__What you need to do__
In the listing below, count each line containing "dolor" and answer with the count only.

╭─ Data to use

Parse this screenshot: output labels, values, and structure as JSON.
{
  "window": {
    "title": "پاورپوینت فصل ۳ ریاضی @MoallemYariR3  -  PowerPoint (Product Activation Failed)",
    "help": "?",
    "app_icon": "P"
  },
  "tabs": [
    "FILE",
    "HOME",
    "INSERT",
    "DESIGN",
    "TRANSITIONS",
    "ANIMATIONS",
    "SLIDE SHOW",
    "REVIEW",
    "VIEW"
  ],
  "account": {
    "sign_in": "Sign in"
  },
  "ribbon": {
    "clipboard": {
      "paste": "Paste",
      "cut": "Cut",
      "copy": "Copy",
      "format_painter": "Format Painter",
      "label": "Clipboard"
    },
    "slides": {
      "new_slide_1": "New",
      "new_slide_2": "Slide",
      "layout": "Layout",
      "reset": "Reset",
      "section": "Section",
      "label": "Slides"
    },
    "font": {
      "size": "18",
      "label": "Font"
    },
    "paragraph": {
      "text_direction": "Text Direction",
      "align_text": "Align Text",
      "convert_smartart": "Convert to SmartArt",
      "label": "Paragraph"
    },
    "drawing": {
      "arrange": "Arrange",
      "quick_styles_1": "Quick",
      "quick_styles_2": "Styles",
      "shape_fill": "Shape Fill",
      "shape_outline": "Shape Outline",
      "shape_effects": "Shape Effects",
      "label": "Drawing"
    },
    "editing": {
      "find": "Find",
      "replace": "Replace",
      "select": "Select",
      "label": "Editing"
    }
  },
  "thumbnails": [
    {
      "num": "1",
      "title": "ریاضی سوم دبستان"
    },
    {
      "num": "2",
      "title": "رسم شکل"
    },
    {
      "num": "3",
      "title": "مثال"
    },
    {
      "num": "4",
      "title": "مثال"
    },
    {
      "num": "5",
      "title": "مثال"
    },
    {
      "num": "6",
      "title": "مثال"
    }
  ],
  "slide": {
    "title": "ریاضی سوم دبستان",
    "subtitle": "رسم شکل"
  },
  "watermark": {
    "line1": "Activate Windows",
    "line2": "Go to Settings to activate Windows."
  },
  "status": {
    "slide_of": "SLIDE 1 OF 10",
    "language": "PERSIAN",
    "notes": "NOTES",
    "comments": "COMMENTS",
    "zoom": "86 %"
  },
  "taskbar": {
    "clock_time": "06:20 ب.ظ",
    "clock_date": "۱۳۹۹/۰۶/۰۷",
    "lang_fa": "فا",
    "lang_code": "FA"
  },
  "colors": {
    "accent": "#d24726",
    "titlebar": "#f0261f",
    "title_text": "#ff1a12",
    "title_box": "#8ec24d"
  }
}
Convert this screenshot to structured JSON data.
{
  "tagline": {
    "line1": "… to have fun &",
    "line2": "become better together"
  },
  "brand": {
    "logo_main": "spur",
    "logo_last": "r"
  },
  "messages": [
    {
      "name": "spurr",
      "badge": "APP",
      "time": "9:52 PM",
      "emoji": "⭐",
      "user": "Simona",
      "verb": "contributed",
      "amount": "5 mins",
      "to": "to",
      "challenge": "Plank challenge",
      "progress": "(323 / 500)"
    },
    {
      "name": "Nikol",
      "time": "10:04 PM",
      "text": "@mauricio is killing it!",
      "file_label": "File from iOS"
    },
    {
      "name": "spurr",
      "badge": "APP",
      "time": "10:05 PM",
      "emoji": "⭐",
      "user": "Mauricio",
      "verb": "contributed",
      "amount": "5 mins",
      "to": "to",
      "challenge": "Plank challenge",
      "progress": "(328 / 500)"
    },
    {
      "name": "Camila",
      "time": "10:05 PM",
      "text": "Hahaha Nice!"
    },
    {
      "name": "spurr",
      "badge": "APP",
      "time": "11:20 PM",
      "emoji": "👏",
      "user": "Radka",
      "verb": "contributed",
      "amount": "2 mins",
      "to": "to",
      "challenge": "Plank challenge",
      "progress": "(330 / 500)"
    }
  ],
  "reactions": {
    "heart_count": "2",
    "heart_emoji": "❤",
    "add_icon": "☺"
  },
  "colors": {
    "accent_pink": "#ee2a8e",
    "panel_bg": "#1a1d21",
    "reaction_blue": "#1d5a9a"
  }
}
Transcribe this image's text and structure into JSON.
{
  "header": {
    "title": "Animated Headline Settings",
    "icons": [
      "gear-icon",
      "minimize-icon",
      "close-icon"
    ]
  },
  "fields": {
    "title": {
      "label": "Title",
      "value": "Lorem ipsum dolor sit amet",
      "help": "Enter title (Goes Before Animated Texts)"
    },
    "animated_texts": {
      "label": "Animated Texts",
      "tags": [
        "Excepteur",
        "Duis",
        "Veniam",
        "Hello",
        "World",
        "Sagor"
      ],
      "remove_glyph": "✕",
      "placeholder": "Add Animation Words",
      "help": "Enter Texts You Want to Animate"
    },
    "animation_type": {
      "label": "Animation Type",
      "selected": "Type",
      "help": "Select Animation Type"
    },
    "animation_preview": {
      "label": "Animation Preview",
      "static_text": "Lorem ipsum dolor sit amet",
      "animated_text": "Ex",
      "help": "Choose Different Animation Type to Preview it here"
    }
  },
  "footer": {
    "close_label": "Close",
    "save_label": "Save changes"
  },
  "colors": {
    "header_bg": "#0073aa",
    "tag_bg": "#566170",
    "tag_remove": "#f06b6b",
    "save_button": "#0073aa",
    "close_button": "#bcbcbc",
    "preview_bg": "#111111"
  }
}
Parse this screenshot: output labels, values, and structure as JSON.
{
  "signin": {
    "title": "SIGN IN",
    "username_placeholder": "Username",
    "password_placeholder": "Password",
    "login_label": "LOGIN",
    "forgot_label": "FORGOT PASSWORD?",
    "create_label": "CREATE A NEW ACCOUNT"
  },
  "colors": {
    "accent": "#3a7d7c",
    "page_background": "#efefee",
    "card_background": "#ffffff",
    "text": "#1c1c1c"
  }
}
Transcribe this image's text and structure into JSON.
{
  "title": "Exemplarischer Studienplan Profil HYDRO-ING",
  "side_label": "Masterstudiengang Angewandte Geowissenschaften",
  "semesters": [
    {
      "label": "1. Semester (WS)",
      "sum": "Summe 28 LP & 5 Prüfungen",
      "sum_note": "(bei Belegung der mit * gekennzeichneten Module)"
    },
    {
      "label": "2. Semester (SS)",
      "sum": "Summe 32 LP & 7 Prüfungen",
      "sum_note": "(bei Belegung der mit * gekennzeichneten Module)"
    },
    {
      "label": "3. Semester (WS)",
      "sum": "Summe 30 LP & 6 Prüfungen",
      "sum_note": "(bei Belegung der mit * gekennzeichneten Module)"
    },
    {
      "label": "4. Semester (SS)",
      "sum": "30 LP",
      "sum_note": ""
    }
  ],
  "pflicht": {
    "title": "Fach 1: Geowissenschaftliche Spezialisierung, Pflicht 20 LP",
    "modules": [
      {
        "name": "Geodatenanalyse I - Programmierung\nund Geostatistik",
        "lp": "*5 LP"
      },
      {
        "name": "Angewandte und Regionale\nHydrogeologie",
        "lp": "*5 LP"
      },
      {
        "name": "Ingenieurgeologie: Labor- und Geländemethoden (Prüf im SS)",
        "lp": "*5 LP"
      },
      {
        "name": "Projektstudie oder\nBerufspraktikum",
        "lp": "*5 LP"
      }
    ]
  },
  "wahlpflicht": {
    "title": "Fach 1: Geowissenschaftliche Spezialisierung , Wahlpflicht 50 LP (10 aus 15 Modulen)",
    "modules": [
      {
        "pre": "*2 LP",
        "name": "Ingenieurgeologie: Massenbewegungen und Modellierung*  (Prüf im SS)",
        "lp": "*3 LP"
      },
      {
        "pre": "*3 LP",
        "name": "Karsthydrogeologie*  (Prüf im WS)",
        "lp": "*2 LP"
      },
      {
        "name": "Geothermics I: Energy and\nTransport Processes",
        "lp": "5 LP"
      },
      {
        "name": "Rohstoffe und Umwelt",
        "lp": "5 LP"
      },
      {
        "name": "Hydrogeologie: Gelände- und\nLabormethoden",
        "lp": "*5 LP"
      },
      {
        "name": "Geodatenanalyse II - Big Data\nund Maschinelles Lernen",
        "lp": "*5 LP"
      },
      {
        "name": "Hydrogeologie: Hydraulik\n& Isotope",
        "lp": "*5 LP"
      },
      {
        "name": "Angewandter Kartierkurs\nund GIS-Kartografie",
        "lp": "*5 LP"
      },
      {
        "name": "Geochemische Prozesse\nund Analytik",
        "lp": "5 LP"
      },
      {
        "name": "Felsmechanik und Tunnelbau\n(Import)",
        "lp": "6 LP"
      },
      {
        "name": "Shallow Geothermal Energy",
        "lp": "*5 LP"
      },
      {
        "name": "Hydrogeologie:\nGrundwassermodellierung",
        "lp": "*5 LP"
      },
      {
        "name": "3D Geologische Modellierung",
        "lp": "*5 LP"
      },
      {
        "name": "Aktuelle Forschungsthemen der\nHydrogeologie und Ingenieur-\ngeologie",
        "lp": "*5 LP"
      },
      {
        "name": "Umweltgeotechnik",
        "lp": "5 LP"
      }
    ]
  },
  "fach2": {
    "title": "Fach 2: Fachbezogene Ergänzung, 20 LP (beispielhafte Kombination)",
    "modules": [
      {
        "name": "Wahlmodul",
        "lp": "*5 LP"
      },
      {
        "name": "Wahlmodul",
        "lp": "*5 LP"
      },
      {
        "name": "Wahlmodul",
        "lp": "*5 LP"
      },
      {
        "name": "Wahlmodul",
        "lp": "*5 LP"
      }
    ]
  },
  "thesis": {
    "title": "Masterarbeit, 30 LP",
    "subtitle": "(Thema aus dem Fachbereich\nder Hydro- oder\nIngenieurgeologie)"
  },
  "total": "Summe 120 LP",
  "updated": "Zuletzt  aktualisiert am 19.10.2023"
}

╰─

__Output for this task__
2